> _Task requirements_
Locate all lines with the word "feedback" and copy them out.

(Stored items)

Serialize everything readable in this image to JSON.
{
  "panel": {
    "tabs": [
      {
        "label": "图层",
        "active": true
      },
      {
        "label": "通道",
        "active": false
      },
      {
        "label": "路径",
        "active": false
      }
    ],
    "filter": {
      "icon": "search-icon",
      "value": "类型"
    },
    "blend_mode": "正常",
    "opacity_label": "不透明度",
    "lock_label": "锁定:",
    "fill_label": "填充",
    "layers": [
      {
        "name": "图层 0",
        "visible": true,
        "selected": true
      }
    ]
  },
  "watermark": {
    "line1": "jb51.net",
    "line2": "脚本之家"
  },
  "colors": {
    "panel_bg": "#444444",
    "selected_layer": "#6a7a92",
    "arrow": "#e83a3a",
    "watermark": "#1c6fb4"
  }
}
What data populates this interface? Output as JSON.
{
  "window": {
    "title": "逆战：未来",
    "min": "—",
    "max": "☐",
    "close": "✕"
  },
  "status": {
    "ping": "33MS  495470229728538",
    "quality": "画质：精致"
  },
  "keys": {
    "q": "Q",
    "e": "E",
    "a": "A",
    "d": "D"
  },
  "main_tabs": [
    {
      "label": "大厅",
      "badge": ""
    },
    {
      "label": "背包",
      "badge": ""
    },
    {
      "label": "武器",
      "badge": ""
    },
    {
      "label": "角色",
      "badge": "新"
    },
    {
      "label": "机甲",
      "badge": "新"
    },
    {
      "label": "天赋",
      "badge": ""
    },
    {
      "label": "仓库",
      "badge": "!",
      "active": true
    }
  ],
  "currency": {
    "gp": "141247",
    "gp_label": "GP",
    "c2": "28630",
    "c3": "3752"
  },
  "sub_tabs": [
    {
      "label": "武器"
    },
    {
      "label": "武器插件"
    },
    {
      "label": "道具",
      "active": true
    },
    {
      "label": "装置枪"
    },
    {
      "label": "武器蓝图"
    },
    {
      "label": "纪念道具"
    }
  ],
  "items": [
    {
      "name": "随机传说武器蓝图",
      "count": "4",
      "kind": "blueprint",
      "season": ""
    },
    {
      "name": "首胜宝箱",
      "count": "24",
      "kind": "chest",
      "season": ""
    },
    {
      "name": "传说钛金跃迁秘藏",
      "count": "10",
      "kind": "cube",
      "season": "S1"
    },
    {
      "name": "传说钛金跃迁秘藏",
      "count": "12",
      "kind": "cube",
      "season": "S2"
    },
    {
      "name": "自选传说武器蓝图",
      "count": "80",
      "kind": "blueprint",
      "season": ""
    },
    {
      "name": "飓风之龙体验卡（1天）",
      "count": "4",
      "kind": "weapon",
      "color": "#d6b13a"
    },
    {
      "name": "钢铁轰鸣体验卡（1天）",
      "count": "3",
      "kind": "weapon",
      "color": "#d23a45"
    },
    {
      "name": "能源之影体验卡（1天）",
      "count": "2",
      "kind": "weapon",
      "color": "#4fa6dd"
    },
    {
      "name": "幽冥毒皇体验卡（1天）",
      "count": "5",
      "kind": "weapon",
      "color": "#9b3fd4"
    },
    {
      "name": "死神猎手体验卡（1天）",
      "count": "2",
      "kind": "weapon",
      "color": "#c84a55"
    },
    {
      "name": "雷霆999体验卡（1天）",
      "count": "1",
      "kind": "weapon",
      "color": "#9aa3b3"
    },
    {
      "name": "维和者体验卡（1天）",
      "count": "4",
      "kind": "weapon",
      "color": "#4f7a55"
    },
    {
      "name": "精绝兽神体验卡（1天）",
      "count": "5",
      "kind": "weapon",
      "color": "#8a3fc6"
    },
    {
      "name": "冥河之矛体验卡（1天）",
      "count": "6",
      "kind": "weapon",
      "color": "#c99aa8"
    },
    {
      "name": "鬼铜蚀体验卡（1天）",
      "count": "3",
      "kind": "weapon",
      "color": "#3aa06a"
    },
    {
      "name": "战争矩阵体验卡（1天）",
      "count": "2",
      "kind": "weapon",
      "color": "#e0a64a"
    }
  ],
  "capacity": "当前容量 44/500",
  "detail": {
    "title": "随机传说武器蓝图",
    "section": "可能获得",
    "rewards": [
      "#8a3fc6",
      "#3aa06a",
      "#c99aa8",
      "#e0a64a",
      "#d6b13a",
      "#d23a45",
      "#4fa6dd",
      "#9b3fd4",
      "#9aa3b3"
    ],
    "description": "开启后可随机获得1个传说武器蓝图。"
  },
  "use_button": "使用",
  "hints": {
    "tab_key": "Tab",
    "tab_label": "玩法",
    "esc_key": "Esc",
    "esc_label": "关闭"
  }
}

---

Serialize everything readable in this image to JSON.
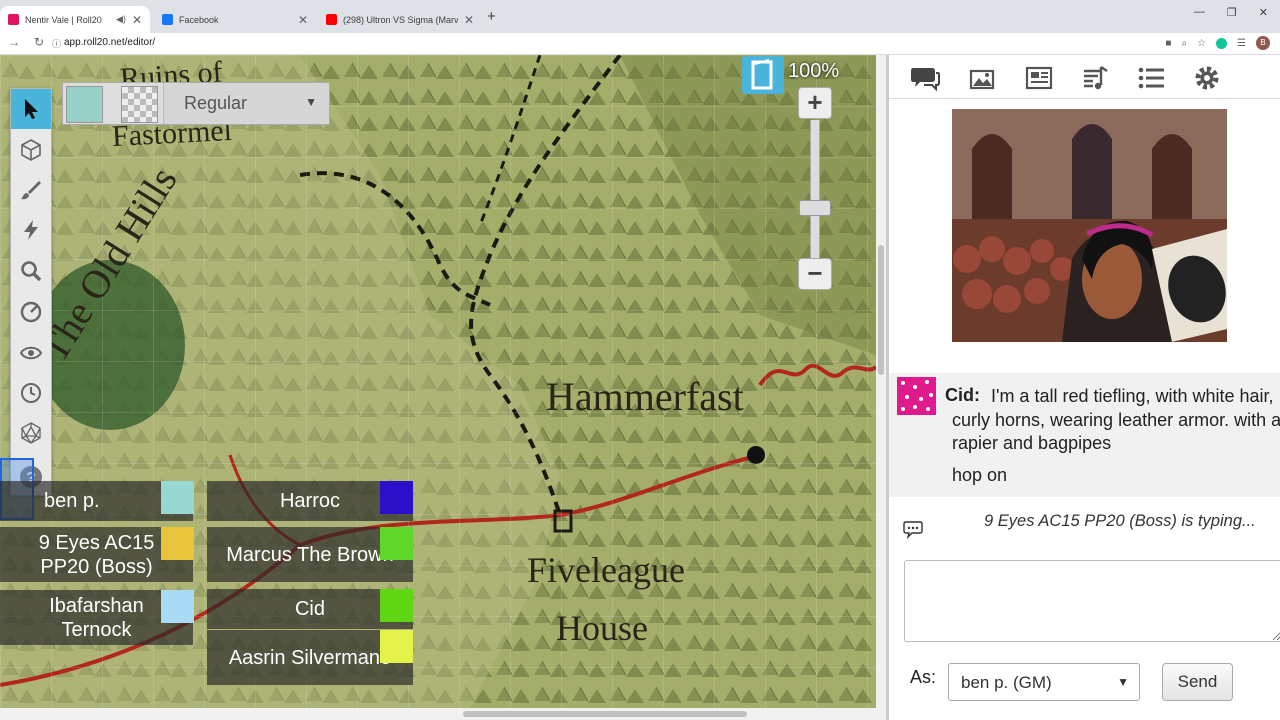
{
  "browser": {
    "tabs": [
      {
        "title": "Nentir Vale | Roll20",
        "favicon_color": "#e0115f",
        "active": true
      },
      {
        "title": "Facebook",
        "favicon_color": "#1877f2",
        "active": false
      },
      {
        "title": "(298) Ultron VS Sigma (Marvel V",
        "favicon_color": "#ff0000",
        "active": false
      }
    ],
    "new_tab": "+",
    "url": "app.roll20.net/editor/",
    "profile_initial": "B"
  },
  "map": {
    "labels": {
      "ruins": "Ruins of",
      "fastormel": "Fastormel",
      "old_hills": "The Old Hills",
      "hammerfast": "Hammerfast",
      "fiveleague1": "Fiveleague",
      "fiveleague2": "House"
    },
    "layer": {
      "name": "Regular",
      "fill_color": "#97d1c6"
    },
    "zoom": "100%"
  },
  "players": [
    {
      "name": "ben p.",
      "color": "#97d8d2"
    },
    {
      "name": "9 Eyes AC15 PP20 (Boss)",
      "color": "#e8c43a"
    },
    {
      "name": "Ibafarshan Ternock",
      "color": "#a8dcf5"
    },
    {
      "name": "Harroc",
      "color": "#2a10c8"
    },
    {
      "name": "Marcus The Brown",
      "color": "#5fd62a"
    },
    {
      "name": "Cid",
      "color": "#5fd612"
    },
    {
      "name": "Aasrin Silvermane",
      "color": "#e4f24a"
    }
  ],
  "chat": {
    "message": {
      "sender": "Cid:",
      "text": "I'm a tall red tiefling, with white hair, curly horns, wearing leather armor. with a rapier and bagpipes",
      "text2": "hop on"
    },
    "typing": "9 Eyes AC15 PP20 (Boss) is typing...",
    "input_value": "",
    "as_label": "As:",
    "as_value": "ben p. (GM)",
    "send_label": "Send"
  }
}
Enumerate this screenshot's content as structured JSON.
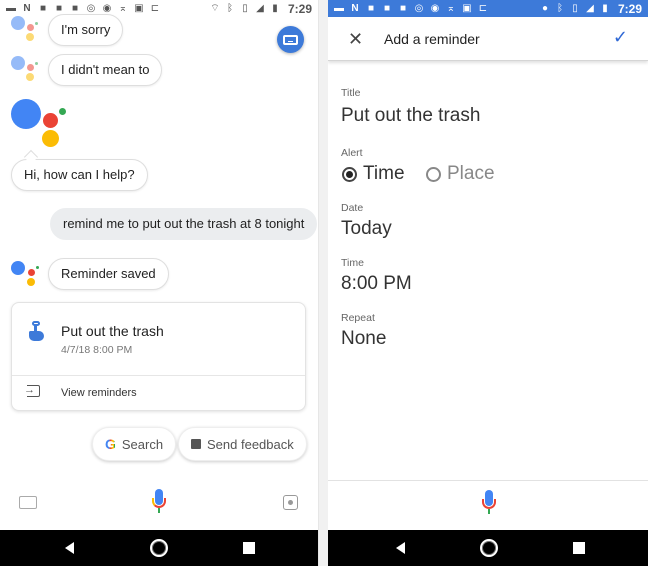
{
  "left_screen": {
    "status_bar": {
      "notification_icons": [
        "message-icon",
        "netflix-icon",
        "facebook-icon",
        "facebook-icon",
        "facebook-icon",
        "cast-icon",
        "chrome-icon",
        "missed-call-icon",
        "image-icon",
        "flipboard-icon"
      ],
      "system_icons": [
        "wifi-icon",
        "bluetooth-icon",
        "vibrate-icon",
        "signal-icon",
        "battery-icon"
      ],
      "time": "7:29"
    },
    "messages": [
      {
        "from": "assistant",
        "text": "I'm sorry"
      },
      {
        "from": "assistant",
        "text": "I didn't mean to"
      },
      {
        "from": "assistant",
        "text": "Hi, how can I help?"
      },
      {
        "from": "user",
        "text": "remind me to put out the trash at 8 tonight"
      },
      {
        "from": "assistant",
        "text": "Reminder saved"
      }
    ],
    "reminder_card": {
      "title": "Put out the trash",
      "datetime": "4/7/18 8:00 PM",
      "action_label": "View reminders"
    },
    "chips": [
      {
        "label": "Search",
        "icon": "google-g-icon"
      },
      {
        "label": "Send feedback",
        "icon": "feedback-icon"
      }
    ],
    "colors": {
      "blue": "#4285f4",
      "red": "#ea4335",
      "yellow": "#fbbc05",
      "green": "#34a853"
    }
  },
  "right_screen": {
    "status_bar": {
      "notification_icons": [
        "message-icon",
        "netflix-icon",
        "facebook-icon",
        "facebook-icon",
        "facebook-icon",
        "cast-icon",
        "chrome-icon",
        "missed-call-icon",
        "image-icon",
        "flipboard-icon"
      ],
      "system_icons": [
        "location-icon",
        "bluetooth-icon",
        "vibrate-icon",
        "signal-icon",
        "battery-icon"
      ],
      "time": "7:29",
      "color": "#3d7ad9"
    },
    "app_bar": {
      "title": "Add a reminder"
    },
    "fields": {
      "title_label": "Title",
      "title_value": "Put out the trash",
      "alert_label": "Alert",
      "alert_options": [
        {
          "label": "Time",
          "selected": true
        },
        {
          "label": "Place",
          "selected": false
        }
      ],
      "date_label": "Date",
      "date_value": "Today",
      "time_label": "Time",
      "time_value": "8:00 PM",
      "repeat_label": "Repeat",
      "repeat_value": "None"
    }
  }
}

> _Task result_
        "label": "Send feedback",
        "icon": "feedback-icon"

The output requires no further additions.